_Do this_.
Will you give every entry again exactly as it stands?

_Input records_.
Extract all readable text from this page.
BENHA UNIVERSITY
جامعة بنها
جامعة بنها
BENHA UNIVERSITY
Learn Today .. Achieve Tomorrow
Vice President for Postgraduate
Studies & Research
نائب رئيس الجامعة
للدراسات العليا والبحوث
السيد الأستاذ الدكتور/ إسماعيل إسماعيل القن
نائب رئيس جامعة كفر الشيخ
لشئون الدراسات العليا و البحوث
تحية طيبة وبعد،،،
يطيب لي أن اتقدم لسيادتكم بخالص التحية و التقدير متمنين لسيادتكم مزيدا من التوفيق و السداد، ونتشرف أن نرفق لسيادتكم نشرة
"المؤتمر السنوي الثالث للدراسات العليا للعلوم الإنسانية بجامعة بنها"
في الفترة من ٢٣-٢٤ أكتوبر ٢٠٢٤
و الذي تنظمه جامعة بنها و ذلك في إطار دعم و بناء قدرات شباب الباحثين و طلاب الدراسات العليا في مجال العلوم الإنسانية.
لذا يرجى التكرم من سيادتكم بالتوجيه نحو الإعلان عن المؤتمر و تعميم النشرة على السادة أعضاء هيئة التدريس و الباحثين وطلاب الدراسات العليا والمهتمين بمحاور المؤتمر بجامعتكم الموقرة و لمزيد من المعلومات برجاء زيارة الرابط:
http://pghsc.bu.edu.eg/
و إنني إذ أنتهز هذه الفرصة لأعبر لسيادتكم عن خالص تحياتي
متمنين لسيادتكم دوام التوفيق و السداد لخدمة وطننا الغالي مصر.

_Answer to this task_.
Extract all readable text from this page.
BENHA UNIVERSITY
جامعة بنها
جامعة بنها
BENHA UNIVERSITY
Learn Today .. Achieve Tomorrow
Vice President for Postgraduate
Studies & Research
نائب رئيس الجامعة
للدراسات العليا والبحوث
السيد الأستاذ الدكتور/ إسماعيل إسماعيل القن
نائب رئيس جامعة كفر الشيخ
لشئون الدراسات العليا و البحوث
تحية طيبة وبعد،،،
يطيب لي أن اتقدم لسيادتكم بخالص التحية و التقدير متمنين لسيادتكم مزيدا من التوفيق و السداد، ونتشرف أن نرفق لسيادتكم نشرة
"المؤتمر السنوي الثالث للدراسات العليا للعلوم الإنسانية بجامعة بنها"
في الفترة من ٢٣-٢٤ أكتوبر ٢٠٢٤
و الذي تنظمه جامعة بنها و ذلك في إطار دعم و بناء قدرات شباب الباحثين و طلاب الدراسات العليا في مجال العلوم الإنسانية.
لذا يرجى التكرم من سيادتكم بالتوجيه نحو الإعلان عن المؤتمر و تعميم النشرة على السادة أعضاء هيئة التدريس و الباحثين وطلاب الدراسات العليا والمهتمين بمحاور المؤتمر بجامعتكم الموقرة و لمزيد من المعلومات برجاء زيارة الرابط:
http://pghsc.bu.edu.eg/
و إنني إذ أنتهز هذه الفرصة لأعبر لسيادتكم عن خالص تحياتي
متمنين لسيادتكم دوام التوفيق و السداد لخدمة وطننا الغالي مصر.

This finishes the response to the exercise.